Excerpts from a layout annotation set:

○ ○ ○ ○

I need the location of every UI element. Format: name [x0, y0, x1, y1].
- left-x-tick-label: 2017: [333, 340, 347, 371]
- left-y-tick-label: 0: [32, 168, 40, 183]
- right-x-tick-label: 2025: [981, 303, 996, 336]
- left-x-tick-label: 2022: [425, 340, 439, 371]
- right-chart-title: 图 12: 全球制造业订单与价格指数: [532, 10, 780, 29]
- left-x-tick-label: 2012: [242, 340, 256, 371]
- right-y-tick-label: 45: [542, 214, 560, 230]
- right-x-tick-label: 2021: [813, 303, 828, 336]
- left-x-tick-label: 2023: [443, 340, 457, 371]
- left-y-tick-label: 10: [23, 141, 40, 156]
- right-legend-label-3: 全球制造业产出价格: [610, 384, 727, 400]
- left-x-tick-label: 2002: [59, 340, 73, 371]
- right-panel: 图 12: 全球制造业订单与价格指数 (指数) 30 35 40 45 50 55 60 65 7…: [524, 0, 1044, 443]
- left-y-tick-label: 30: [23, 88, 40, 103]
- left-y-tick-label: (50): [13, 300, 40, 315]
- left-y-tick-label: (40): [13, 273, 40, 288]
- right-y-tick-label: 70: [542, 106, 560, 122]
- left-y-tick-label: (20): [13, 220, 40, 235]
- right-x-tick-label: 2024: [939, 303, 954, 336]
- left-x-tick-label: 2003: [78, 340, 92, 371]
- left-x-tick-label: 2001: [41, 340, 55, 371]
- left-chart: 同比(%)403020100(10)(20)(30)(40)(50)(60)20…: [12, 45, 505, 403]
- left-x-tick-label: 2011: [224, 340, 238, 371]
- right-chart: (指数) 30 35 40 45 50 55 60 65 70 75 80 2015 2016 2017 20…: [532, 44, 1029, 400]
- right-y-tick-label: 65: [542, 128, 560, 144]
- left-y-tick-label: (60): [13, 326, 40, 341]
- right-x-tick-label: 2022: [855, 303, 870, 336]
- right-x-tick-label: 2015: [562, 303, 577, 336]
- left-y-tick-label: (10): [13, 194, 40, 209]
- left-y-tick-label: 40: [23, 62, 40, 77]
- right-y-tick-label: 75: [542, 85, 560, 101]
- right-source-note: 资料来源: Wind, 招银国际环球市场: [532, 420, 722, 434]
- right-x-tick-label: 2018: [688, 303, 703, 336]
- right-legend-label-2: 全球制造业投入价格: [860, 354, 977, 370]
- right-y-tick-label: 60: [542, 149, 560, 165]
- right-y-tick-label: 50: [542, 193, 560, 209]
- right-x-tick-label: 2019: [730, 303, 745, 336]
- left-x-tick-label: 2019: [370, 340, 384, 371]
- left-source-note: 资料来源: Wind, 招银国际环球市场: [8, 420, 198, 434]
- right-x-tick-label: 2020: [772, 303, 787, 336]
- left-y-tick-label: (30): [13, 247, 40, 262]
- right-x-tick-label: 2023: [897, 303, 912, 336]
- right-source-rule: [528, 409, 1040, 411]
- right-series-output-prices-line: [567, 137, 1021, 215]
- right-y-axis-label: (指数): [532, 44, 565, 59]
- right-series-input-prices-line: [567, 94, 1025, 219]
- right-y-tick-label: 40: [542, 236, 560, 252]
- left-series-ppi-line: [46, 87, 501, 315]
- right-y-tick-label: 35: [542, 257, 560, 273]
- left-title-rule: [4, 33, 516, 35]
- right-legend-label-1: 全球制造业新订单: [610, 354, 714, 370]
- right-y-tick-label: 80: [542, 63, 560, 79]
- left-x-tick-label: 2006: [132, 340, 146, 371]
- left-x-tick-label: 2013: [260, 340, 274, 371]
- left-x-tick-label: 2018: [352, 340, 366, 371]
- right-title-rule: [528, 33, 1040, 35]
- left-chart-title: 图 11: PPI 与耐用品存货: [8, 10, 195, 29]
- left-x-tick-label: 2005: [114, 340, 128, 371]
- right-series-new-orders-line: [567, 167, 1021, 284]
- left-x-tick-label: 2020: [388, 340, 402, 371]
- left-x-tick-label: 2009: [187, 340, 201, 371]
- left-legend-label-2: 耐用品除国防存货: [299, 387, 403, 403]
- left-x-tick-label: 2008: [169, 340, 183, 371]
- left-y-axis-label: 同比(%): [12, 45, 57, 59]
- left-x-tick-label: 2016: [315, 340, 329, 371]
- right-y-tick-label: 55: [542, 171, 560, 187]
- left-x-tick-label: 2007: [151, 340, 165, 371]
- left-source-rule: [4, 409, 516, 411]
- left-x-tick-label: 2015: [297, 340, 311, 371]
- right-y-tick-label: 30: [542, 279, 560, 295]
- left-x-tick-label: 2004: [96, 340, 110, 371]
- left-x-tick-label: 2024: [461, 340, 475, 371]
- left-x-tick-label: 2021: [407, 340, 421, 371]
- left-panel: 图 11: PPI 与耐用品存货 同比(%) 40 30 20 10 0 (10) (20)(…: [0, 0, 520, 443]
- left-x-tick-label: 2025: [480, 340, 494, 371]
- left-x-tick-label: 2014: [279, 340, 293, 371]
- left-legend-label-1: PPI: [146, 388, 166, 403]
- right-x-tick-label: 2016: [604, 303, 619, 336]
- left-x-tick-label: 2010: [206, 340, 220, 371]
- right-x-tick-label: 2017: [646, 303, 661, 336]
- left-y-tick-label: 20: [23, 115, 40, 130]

○ ○ ○ ○

WHAT NEEDS TO BE DONE. Replace every instance of "left-y-tick-label" in the material with "left-axis-tick-label", changing nothing else.

CORRECT ANSWER.
I need the location of every UI element. Format: name [x0, y0, x1, y1].
- left-x-tick-label: 2017: [333, 340, 347, 371]
- left-axis-tick-label: 0: [32, 168, 40, 183]
- right-x-tick-label: 2025: [981, 303, 996, 336]
- left-x-tick-label: 2022: [425, 340, 439, 371]
- right-chart-title: 图 12: 全球制造业订单与价格指数: [532, 10, 780, 29]
- left-x-tick-label: 2012: [242, 340, 256, 371]
- right-y-tick-label: 45: [542, 214, 560, 230]
- right-x-tick-label: 2021: [813, 303, 828, 336]
- left-x-tick-label: 2023: [443, 340, 457, 371]
- left-axis-tick-label: 10: [23, 141, 40, 156]
- right-legend-label-3: 全球制造业产出价格: [610, 384, 727, 400]
- left-x-tick-label: 2002: [59, 340, 73, 371]
- right-panel: 图 12: 全球制造业订单与价格指数 (指数) 30 35 40 45 50 55 60 65 7…: [524, 0, 1044, 443]
- left-axis-tick-label: 30: [23, 88, 40, 103]
- left-axis-tick-label: (50): [13, 300, 40, 315]
- left-axis-tick-label: (40): [13, 273, 40, 288]
- right-y-tick-label: 70: [542, 106, 560, 122]
- left-axis-tick-label: (20): [13, 220, 40, 235]
- right-x-tick-label: 2024: [939, 303, 954, 336]
- left-x-tick-label: 2003: [78, 340, 92, 371]
- left-x-tick-label: 2001: [41, 340, 55, 371]
- left-chart: 同比(%)403020100(10)(20)(30)(40)(50)(60)20…: [12, 45, 505, 403]
- left-x-tick-label: 2011: [224, 340, 238, 371]
- right-chart: (指数) 30 35 40 45 50 55 60 65 70 75 80 2015 2016 2017 20…: [532, 44, 1029, 400]
- right-y-tick-label: 65: [542, 128, 560, 144]
- left-axis-tick-label: (60): [13, 326, 40, 341]
- right-x-tick-label: 2022: [855, 303, 870, 336]
- right-x-tick-label: 2015: [562, 303, 577, 336]
- left-axis-tick-label: (10): [13, 194, 40, 209]
- left-axis-tick-label: 40: [23, 62, 40, 77]
- right-y-tick-label: 75: [542, 85, 560, 101]
- right-source-note: 资料来源: Wind, 招银国际环球市场: [532, 420, 722, 434]
- right-x-tick-label: 2018: [688, 303, 703, 336]
- right-legend-label-2: 全球制造业投入价格: [860, 354, 977, 370]
- right-y-tick-label: 60: [542, 149, 560, 165]
- right-y-tick-label: 50: [542, 193, 560, 209]
- right-x-tick-label: 2019: [730, 303, 745, 336]
- left-x-tick-label: 2019: [370, 340, 384, 371]
- left-source-note: 资料来源: Wind, 招银国际环球市场: [8, 420, 198, 434]
- right-x-tick-label: 2020: [772, 303, 787, 336]
- left-axis-tick-label: (30): [13, 247, 40, 262]
- right-x-tick-label: 2023: [897, 303, 912, 336]
- right-source-rule: [528, 409, 1040, 411]
- right-series-output-prices-line: [567, 137, 1021, 215]
- right-y-axis-label: (指数): [532, 44, 565, 59]
- right-series-input-prices-line: [567, 94, 1025, 219]
- right-y-tick-label: 40: [542, 236, 560, 252]
- left-series-ppi-line: [46, 87, 501, 315]
- right-y-tick-label: 35: [542, 257, 560, 273]
- left-title-rule: [4, 33, 516, 35]
- right-legend-label-1: 全球制造业新订单: [610, 354, 714, 370]
- right-y-tick-label: 80: [542, 63, 560, 79]
- left-x-tick-label: 2006: [132, 340, 146, 371]
- left-x-tick-label: 2013: [260, 340, 274, 371]
- left-x-tick-label: 2018: [352, 340, 366, 371]
- right-title-rule: [528, 33, 1040, 35]
- left-chart-title: 图 11: PPI 与耐用品存货: [8, 10, 195, 29]
- left-x-tick-label: 2005: [114, 340, 128, 371]
- right-series-new-orders-line: [567, 167, 1021, 284]
- left-x-tick-label: 2020: [388, 340, 402, 371]
- left-x-tick-label: 2009: [187, 340, 201, 371]
- left-legend-label-2: 耐用品除国防存货: [299, 387, 403, 403]
- left-x-tick-label: 2008: [169, 340, 183, 371]
- left-y-axis-label: 同比(%): [12, 45, 57, 59]
- left-x-tick-label: 2016: [315, 340, 329, 371]
- right-y-tick-label: 55: [542, 171, 560, 187]
- left-x-tick-label: 2007: [151, 340, 165, 371]
- left-source-rule: [4, 409, 516, 411]
- left-x-tick-label: 2015: [297, 340, 311, 371]
- right-y-tick-label: 30: [542, 279, 560, 295]
- left-x-tick-label: 2004: [96, 340, 110, 371]
- left-x-tick-label: 2024: [461, 340, 475, 371]
- left-x-tick-label: 2021: [407, 340, 421, 371]
- left-panel: 图 11: PPI 与耐用品存货 同比(%) 40 30 20 10 0 (10) (20)(…: [0, 0, 520, 443]
- left-x-tick-label: 2025: [480, 340, 494, 371]
- left-x-tick-label: 2014: [279, 340, 293, 371]
- left-legend-label-1: PPI: [146, 388, 166, 403]
- right-x-tick-label: 2016: [604, 303, 619, 336]
- left-x-tick-label: 2010: [206, 340, 220, 371]
- right-x-tick-label: 2017: [646, 303, 661, 336]
- left-axis-tick-label: 20: [23, 115, 40, 130]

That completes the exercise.